Set task:
Please give each line of the records below as a numbered list, skipping blank lines and leaving the pictures out.
------ Source records
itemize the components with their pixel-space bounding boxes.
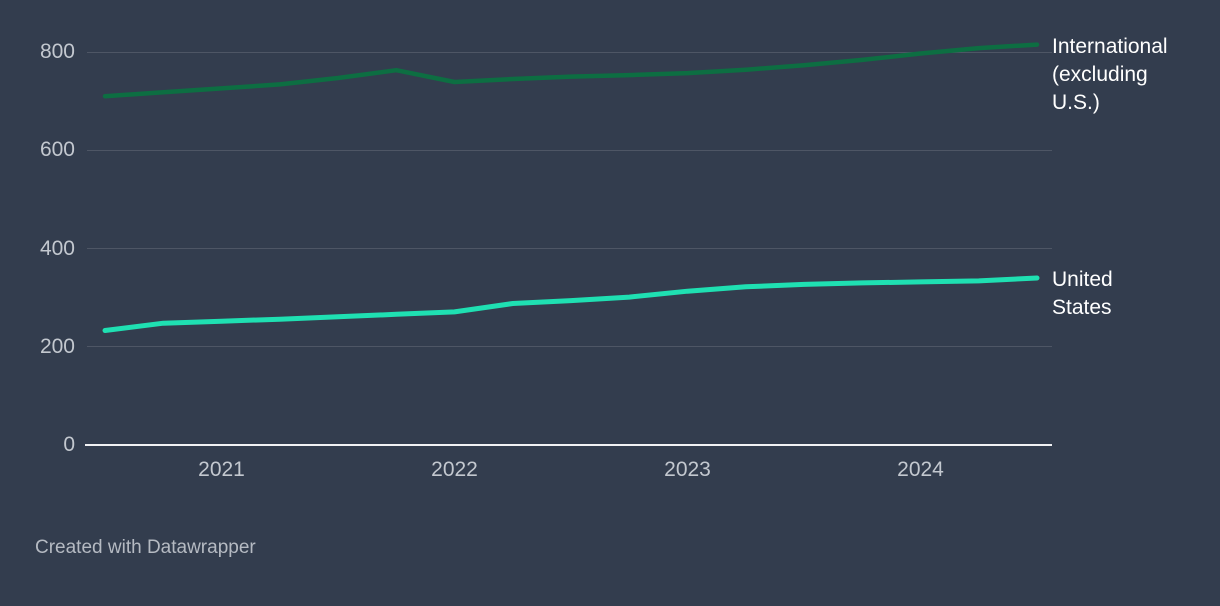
line-international (102, 42, 1040, 99)
y-tick-label-400: 400 (39, 236, 75, 260)
y-tick-label-0: 0 (63, 433, 75, 456)
gridline-y800 (87, 51, 1052, 53)
x-axis-line (85, 444, 1052, 446)
gridline-y200 (87, 346, 1052, 348)
y-tick-label-200: 200 (39, 334, 75, 358)
x-tick-label-2024: 2024 (897, 458, 944, 481)
series-label-united-states: United States (1052, 268, 1113, 319)
x-tick-label-2023: 2023 (664, 458, 711, 481)
y-tick-label-800: 800 (39, 40, 75, 63)
datawrapper-attribution-link[interactable]: Created with Datawrapper (35, 537, 256, 558)
y-tick-label-600: 600 (39, 138, 75, 162)
line-united-states (102, 275, 1040, 333)
gridline-y600 (87, 149, 1052, 151)
x-tick-label-2022: 2022 (431, 458, 478, 481)
series-label-international: International (excluding U.S.) (1052, 35, 1168, 114)
x-tick-label-2021: 2021 (198, 458, 245, 481)
gridline-y400 (87, 248, 1052, 249)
------------
Completed exercise:
1. itemize the components with their pixel-space bounding boxes.
2. line-international (102, 42, 1040, 99)
3. y-tick-label-400: 400 (39, 236, 75, 260)
4. y-tick-label-0: 0 (63, 433, 75, 456)
5. gridline-y800 (87, 51, 1052, 53)
6. x-axis-line (85, 444, 1052, 446)
7. gridline-y200 (87, 346, 1052, 348)
8. y-tick-label-200: 200 (39, 334, 75, 358)
9. x-tick-label-2024: 2024 (897, 458, 944, 481)
10. series-label-united-states: United States (1052, 268, 1113, 319)
11. x-tick-label-2023: 2023 (664, 458, 711, 481)
12. y-tick-label-800: 800 (39, 40, 75, 63)
13. datawrapper-attribution-link[interactable]: Created with Datawrapper (35, 537, 256, 558)
14. y-tick-label-600: 600 (39, 138, 75, 162)
15. line-united-states (102, 275, 1040, 333)
16. gridline-y600 (87, 149, 1052, 151)
17. x-tick-label-2022: 2022 (431, 458, 478, 481)
18. series-label-international: International (excluding U.S.) (1052, 35, 1168, 114)
19. x-tick-label-2021: 2021 (198, 458, 245, 481)
20. gridline-y400 (87, 248, 1052, 249)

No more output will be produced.